» Exercise instructions: Below are some records; return each one exactly.

» Some records:
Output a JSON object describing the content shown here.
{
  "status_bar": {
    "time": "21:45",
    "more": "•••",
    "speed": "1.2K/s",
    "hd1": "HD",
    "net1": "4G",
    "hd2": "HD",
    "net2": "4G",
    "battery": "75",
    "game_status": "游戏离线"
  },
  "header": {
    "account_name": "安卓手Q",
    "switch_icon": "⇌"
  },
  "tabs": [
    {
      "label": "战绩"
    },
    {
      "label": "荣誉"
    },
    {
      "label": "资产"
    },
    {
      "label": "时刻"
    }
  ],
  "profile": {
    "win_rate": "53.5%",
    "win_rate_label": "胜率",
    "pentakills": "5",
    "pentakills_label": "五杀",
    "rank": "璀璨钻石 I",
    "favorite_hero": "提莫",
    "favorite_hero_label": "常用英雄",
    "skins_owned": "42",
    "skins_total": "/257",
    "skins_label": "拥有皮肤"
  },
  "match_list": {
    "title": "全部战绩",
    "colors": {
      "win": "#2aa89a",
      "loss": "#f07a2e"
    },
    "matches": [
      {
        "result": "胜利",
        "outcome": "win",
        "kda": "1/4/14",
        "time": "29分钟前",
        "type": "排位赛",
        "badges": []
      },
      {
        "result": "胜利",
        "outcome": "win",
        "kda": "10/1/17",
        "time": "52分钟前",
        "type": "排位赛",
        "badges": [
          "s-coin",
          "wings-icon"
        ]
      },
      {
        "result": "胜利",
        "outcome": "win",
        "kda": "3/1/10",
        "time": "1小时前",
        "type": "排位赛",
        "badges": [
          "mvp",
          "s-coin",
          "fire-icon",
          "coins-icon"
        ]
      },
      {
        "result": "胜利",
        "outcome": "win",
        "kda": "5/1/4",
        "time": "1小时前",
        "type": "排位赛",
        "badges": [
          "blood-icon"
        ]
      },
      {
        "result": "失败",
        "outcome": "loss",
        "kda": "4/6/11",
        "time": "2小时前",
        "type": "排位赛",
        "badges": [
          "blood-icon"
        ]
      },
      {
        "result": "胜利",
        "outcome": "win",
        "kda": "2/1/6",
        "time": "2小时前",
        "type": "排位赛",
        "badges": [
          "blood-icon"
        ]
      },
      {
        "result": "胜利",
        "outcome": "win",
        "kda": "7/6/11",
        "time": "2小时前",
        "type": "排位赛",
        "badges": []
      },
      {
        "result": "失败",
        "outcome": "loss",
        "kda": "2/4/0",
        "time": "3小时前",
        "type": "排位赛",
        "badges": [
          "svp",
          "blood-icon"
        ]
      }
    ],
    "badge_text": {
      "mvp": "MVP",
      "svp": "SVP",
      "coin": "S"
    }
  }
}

» Result of the task:
Output a JSON object describing the content shown here.
{
  "status_bar": {
    "time": "21:45",
    "more": "•••",
    "speed": "1.2K/s",
    "hd1": "HD",
    "net1": "4G",
    "hd2": "HD",
    "net2": "4G",
    "battery": "75",
    "game_status": "游戏离线"
  },
  "header": {
    "account_name": "安卓手Q",
    "switch_icon": "⇌"
  },
  "tabs": [
    {
      "label": "战绩"
    },
    {
      "label": "荣誉"
    },
    {
      "label": "资产"
    },
    {
      "label": "时刻"
    }
  ],
  "profile": {
    "win_rate": "53.5%",
    "win_rate_label": "胜率",
    "pentakills": "5",
    "pentakills_label": "五杀",
    "rank": "璀璨钻石 I",
    "favorite_hero": "提莫",
    "favorite_hero_label": "常用英雄",
    "skins_owned": "42",
    "skins_total": "/257",
    "skins_label": "拥有皮肤"
  },
  "match_list": {
    "title": "全部战绩",
    "colors": {
      "win": "#2aa89a",
      "loss": "#f07a2e"
    },
    "matches": [
      {
        "result": "胜利",
        "outcome": "win",
        "kda": "1/4/14",
        "time": "29分钟前",
        "type": "排位赛",
        "badges": []
      },
      {
        "result": "胜利",
        "outcome": "win",
        "kda": "10/1/17",
        "time": "52分钟前",
        "type": "排位赛",
        "badges": [
          "s-coin",
          "wings-icon"
        ]
      },
      {
        "result": "胜利",
        "outcome": "win",
        "kda": "3/1/10",
        "time": "1小时前",
        "type": "排位赛",
        "badges": [
          "mvp",
          "s-coin",
          "fire-icon",
          "coins-icon"
        ]
      },
      {
        "result": "胜利",
        "outcome": "win",
        "kda": "5/1/4",
        "time": "1小时前",
        "type": "排位赛",
        "badges": [
          "blood-icon"
        ]
      },
      {
        "result": "失败",
        "outcome": "loss",
        "kda": "4/6/11",
        "time": "2小时前",
        "type": "排位赛",
        "badges": [
          "blood-icon"
        ]
      },
      {
        "result": "胜利",
        "outcome": "win",
        "kda": "2/1/6",
        "time": "2小时前",
        "type": "排位赛",
        "badges": [
          "blood-icon"
        ]
      },
      {
        "result": "胜利",
        "outcome": "win",
        "kda": "7/6/11",
        "time": "2小时前",
        "type": "排位赛",
        "badges": []
      },
      {
        "result": "失败",
        "outcome": "loss",
        "kda": "2/4/0",
        "time": "3小时前",
        "type": "排位赛",
        "badges": [
          "svp",
          "blood-icon"
        ]
      }
    ],
    "badge_text": {
      "mvp": "MVP",
      "svp": "SVP",
      "coin": "S"
    }
  }
}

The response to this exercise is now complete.